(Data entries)
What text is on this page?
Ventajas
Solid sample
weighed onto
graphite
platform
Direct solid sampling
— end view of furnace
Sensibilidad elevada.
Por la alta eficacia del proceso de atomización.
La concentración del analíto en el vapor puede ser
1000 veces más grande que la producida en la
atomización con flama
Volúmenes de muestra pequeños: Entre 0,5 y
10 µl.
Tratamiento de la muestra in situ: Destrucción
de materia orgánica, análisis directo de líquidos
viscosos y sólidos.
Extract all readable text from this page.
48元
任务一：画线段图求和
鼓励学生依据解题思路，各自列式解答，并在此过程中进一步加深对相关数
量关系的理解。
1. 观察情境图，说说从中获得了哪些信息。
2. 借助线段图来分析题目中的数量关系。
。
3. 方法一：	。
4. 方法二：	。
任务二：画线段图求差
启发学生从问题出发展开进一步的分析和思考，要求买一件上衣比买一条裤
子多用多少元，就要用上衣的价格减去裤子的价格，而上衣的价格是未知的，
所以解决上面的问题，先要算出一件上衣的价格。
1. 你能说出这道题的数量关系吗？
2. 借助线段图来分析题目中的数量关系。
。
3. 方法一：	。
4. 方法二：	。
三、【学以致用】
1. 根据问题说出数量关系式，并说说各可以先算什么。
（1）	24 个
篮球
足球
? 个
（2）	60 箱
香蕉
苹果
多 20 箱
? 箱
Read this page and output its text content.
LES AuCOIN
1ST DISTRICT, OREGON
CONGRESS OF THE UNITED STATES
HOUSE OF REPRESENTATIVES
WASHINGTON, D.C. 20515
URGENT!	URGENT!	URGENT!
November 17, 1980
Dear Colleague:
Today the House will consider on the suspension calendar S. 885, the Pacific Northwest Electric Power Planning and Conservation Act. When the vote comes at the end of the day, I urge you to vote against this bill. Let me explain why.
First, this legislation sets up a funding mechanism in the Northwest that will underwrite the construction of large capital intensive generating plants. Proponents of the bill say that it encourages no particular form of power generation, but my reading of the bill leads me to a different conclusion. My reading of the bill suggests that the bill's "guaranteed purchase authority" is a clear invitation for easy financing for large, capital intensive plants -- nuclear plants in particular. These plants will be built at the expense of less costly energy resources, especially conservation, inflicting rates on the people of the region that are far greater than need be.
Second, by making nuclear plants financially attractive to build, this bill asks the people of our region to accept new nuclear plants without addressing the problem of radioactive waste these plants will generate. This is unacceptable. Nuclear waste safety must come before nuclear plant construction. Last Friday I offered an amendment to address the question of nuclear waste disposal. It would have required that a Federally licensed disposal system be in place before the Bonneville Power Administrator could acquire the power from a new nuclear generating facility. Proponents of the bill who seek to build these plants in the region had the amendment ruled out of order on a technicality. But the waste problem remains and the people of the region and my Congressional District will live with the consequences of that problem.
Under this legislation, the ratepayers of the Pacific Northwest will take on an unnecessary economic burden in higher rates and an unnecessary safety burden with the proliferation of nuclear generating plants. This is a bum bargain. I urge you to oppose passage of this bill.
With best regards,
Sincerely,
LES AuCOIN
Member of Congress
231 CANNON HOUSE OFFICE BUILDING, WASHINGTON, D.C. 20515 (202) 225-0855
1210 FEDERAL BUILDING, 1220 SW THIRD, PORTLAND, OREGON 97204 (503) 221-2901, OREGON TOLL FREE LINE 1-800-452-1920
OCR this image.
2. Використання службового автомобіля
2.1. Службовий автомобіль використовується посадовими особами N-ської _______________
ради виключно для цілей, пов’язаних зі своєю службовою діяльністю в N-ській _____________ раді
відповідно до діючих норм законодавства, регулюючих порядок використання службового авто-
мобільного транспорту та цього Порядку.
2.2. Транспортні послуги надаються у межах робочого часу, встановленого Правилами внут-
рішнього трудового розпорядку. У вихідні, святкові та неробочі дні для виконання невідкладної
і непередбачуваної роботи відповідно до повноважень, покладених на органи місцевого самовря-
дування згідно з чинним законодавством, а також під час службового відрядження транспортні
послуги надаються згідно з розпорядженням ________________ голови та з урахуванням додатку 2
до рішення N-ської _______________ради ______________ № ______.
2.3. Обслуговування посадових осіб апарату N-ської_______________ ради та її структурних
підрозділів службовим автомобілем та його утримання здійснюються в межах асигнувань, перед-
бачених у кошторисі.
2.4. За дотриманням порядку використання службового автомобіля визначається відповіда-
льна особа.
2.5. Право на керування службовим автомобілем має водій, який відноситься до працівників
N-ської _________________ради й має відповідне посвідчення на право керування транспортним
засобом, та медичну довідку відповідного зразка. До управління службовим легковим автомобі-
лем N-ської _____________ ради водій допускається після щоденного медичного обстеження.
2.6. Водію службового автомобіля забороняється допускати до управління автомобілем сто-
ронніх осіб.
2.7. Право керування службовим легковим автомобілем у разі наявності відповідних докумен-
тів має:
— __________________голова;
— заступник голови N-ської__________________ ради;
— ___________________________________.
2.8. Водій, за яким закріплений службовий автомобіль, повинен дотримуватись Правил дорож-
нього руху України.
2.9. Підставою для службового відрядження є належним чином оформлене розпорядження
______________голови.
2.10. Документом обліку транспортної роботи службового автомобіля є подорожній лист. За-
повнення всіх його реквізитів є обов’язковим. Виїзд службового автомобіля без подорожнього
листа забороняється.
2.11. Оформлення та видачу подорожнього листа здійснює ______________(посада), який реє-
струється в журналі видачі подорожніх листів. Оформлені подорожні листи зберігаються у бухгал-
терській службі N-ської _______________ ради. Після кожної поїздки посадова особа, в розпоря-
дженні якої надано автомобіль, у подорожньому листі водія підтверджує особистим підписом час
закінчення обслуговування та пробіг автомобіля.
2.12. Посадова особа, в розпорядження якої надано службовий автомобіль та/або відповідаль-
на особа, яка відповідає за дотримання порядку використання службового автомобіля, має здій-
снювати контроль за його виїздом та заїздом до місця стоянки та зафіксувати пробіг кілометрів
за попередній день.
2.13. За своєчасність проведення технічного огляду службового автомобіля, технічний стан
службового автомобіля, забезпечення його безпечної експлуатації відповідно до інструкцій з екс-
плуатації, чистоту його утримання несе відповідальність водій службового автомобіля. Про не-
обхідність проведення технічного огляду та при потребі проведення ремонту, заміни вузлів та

§ Prompt:
Find the lines holding "надано" and list every one.

§ Solution for this problem:
дженні якої надано автомобіль, у подорожньому листі водія підтверджує особистим підписом час
2.12. Посадова особа, в розпорядження якої надано службовий автомобіль та/або відповідаль-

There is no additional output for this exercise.